Task brief: Return all lines below containing the word "soon".

Records for this task:
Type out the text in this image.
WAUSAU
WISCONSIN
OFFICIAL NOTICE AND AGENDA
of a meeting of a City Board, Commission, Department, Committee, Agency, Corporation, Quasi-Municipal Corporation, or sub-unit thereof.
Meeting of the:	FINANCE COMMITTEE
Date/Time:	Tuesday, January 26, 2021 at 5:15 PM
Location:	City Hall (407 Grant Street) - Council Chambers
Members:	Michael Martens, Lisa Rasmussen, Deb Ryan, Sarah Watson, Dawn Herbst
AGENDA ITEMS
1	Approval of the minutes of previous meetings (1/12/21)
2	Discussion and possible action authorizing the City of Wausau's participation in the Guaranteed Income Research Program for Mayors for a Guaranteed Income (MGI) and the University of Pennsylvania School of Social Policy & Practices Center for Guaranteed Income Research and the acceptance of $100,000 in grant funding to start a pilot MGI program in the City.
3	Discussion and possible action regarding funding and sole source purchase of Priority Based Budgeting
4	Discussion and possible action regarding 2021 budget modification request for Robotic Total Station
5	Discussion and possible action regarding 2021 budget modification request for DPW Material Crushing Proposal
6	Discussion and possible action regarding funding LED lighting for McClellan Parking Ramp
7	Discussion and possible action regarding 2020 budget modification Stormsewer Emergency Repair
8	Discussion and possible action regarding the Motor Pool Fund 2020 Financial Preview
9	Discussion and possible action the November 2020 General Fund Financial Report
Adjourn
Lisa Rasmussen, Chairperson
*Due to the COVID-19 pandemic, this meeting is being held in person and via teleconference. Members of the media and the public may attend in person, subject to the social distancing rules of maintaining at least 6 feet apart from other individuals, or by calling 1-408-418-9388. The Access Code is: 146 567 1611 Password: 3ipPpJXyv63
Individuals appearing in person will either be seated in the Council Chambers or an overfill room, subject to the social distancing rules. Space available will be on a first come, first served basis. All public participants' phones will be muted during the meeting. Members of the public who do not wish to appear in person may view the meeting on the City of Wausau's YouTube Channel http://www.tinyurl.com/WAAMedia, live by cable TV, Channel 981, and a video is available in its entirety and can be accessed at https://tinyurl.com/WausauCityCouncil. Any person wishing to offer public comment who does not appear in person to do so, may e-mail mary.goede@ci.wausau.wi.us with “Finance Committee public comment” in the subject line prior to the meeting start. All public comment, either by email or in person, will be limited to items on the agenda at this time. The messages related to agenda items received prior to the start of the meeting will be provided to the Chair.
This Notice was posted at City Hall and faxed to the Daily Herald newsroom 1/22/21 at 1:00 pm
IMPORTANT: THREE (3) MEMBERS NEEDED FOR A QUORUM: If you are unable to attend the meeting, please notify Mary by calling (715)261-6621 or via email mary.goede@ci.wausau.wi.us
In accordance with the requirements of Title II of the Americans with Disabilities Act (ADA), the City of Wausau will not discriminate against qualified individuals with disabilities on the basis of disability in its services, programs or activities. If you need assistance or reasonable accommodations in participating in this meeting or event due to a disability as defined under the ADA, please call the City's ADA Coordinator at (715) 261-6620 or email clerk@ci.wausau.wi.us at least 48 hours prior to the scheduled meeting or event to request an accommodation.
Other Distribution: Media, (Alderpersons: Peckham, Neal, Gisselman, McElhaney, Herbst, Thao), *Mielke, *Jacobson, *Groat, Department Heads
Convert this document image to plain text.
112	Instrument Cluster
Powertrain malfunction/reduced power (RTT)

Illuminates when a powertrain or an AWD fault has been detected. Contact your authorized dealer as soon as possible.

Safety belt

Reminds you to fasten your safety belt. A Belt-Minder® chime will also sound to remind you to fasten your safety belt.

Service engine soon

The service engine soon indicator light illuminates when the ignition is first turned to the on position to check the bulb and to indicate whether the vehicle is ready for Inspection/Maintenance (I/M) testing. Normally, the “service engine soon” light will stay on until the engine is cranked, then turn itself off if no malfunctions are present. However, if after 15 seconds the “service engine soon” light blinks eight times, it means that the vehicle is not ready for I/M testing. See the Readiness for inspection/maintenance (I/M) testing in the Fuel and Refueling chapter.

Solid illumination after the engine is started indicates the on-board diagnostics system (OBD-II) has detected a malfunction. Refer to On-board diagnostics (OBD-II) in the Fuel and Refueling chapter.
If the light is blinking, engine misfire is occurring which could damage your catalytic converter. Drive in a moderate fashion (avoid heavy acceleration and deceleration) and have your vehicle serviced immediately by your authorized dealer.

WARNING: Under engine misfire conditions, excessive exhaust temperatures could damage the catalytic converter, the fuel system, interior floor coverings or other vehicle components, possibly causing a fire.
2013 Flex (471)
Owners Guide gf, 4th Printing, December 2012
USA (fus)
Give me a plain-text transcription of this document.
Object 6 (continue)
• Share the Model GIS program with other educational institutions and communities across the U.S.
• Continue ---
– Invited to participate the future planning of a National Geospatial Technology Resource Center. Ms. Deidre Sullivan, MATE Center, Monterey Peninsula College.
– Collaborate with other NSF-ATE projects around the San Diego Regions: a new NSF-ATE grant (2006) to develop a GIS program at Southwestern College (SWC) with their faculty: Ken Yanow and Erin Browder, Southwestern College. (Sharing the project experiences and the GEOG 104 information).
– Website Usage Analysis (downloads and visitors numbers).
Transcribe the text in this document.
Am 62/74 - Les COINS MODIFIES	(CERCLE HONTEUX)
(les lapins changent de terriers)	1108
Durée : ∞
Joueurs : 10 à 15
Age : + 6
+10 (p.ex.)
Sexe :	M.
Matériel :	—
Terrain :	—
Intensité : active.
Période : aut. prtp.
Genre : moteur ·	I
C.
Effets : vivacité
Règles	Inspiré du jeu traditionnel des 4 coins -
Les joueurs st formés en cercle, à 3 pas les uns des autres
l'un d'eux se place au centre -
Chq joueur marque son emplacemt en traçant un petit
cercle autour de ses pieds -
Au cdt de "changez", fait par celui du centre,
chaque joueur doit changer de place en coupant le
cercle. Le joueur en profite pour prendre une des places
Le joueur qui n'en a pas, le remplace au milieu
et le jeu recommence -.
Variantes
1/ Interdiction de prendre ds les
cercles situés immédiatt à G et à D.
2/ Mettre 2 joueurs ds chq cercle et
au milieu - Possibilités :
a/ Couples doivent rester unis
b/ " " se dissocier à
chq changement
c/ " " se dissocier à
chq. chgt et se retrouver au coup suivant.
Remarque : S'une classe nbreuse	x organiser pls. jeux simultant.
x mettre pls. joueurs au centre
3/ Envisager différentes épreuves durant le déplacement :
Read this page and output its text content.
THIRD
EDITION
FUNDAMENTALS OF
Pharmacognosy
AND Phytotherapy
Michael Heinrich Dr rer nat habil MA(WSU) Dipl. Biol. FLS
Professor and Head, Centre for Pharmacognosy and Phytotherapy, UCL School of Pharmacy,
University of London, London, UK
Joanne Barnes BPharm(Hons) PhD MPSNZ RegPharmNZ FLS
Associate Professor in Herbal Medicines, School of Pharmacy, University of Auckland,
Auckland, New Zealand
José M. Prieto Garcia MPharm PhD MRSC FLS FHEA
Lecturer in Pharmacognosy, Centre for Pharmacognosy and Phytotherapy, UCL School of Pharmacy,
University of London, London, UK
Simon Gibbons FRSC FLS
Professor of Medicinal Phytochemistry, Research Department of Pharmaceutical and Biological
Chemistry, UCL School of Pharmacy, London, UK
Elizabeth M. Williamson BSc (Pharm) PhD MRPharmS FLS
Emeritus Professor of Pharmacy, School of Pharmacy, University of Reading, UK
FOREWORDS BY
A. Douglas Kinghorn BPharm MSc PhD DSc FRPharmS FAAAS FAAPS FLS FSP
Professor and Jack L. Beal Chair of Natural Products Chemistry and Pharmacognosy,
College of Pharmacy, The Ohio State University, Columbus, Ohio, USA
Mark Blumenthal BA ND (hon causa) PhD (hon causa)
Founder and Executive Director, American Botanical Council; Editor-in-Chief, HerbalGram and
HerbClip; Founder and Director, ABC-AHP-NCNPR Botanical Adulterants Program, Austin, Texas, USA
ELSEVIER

Task response:
Illuminates when a powertrain or an AWD fault has been detected. Contact your authorized dealer as soon as possible.
Service engine soon
The service engine soon indicator light illuminates when the ignition is first turned to the on position to check the bulb and to indicate whether the vehicle is ready for Inspection/Maintenance (I/M) testing. Normally, the “service engine soon” light will stay on until the engine is cranked, then turn itself off if no malfunctions are present. However, if after 15 seconds the “service engine soon” light blinks eight times, it means that the vehicle is not ready for I/M testing. See the Readiness for inspection/maintenance (I/M) testing in the Fuel and Refueling chapter.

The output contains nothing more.